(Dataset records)
==============================
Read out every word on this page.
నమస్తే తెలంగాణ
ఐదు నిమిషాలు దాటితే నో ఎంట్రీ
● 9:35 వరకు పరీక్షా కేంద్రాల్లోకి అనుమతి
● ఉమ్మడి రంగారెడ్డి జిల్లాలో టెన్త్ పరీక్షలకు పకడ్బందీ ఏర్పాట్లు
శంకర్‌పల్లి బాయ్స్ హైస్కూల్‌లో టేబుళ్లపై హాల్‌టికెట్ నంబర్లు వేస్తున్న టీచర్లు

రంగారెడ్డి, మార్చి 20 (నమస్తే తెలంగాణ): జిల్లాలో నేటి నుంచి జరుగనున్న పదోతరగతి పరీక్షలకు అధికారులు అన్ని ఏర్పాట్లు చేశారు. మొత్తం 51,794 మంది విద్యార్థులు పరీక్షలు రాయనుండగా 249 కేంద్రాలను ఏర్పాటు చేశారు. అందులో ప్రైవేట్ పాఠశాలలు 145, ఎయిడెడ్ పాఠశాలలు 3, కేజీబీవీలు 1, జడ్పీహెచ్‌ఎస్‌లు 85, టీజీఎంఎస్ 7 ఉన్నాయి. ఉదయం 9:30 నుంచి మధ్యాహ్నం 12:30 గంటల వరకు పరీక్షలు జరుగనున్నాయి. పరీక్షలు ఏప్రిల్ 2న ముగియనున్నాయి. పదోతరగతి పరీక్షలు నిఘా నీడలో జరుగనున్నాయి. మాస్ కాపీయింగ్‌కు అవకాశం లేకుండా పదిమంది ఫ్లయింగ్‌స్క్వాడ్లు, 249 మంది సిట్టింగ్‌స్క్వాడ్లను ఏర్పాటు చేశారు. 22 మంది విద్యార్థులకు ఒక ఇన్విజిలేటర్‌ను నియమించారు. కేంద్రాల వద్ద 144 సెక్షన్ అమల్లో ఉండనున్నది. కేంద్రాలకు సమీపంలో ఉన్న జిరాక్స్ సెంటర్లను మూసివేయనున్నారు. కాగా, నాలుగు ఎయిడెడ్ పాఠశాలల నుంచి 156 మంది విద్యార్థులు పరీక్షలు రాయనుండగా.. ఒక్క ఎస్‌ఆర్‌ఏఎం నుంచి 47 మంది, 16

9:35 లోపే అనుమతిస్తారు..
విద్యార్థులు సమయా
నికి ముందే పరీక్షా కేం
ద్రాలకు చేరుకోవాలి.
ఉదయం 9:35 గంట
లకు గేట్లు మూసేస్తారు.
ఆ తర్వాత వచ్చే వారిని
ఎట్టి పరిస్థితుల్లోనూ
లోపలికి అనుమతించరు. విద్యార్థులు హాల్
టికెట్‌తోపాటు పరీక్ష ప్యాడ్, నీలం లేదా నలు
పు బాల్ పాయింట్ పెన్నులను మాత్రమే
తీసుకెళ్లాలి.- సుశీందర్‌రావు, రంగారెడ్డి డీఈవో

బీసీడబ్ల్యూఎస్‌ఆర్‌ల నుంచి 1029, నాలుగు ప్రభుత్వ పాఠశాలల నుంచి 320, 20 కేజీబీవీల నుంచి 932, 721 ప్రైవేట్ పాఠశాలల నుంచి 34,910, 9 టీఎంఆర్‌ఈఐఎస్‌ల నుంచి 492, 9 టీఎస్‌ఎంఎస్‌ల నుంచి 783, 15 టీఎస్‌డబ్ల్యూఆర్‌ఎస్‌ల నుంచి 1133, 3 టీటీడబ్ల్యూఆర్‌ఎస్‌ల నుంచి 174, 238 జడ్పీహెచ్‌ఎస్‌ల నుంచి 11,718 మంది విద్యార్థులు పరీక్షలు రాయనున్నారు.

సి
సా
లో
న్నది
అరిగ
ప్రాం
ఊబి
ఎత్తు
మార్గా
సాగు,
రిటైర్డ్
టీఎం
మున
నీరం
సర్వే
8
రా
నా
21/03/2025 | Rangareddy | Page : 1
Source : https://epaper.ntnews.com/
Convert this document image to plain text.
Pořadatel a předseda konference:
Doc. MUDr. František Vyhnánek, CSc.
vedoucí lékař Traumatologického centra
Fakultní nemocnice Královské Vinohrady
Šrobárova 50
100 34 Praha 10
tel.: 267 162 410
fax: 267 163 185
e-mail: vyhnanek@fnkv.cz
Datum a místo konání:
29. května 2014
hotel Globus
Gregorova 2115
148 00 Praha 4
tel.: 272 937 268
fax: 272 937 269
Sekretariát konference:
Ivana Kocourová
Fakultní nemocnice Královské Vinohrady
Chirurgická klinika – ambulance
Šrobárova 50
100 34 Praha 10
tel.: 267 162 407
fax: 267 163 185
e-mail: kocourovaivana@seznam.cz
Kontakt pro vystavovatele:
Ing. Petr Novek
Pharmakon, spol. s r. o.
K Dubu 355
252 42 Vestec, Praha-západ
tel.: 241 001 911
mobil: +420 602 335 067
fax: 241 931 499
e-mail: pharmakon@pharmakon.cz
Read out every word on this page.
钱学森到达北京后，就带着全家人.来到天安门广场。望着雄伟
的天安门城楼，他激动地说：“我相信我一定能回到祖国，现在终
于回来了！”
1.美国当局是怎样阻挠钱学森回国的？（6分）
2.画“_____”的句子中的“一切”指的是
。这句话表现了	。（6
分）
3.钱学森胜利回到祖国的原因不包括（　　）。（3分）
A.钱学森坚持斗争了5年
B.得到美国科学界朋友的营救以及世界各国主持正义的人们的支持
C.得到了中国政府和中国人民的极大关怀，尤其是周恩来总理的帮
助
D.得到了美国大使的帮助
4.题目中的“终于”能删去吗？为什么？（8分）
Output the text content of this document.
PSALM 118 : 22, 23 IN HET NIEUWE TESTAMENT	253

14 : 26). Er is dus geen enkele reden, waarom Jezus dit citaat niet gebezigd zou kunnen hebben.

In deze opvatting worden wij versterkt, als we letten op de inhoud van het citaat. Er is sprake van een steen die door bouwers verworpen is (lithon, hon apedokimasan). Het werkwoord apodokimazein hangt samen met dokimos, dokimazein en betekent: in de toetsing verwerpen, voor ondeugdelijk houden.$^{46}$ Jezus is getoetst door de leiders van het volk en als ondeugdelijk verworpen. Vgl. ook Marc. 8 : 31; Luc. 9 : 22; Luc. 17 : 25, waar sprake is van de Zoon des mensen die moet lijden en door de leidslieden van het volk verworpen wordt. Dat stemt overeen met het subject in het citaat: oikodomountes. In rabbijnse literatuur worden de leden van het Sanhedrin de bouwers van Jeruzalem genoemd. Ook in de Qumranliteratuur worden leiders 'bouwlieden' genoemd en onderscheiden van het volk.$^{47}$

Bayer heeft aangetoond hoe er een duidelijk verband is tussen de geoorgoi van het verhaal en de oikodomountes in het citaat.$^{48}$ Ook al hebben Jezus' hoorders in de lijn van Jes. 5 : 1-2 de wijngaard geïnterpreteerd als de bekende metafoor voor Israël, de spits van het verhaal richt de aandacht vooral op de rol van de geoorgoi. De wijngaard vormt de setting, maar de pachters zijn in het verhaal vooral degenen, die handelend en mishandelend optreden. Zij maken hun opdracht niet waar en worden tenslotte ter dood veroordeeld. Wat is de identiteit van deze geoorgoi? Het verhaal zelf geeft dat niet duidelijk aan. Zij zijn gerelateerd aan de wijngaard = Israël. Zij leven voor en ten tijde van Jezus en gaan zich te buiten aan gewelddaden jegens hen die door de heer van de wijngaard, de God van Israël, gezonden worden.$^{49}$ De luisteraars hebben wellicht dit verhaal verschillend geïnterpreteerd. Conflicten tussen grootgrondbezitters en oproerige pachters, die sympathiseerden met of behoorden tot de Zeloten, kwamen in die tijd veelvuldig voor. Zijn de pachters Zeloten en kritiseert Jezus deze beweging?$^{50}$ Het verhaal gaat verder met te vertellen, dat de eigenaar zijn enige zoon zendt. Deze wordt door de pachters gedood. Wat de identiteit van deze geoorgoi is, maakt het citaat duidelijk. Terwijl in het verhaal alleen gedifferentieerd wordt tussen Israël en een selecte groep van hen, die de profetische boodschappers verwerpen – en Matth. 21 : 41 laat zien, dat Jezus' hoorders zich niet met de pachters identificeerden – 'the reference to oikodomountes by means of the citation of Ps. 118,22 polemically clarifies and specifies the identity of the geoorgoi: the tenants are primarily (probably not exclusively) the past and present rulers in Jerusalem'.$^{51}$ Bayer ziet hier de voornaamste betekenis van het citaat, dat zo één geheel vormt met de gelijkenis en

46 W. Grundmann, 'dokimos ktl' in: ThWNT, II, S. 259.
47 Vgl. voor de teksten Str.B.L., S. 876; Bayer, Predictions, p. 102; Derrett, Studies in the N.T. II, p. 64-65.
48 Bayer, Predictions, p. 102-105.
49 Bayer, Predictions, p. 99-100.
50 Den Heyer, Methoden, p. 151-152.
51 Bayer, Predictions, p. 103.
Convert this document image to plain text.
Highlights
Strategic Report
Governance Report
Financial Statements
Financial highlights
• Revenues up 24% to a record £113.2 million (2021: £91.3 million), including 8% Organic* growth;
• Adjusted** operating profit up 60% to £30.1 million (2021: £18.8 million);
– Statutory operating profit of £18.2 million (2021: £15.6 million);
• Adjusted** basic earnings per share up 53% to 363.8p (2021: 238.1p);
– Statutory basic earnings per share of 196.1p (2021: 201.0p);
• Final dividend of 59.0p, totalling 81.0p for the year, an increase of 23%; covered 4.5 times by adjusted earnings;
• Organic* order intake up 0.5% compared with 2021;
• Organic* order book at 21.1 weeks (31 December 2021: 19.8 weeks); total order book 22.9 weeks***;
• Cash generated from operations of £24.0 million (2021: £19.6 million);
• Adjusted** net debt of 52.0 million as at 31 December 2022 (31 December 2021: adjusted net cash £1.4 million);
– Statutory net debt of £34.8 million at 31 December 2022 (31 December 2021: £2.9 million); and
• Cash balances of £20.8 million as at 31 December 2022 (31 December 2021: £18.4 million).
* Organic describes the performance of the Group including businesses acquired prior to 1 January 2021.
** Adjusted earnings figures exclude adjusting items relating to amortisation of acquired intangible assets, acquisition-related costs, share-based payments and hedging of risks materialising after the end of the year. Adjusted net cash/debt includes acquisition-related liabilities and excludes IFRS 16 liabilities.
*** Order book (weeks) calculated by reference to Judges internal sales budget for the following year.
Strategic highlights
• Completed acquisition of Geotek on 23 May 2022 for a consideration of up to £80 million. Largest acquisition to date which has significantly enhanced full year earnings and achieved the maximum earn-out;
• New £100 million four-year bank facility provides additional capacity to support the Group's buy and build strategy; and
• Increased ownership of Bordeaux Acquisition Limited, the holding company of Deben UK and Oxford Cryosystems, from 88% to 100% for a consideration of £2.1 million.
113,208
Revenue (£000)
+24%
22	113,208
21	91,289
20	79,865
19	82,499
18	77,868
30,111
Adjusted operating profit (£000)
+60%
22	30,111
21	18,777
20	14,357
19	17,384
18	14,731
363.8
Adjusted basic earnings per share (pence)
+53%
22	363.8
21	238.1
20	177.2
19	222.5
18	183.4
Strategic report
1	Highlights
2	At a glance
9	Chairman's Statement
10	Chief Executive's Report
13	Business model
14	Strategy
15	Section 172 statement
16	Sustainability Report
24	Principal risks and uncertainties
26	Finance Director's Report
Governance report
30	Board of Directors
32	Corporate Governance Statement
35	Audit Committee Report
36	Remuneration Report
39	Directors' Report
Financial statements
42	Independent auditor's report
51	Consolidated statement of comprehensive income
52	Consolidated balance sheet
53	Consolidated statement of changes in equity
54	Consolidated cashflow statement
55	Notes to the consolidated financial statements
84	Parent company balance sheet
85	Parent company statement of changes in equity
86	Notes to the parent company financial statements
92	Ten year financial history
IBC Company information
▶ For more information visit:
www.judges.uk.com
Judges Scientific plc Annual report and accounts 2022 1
==============================
Gather all lines of the records that include the word "mail".

e-mail: vyhnanek@fnkv.cz
e-mail: kocourovaivana@seznam.cz
e-mail: pharmakon@pharmakon.cz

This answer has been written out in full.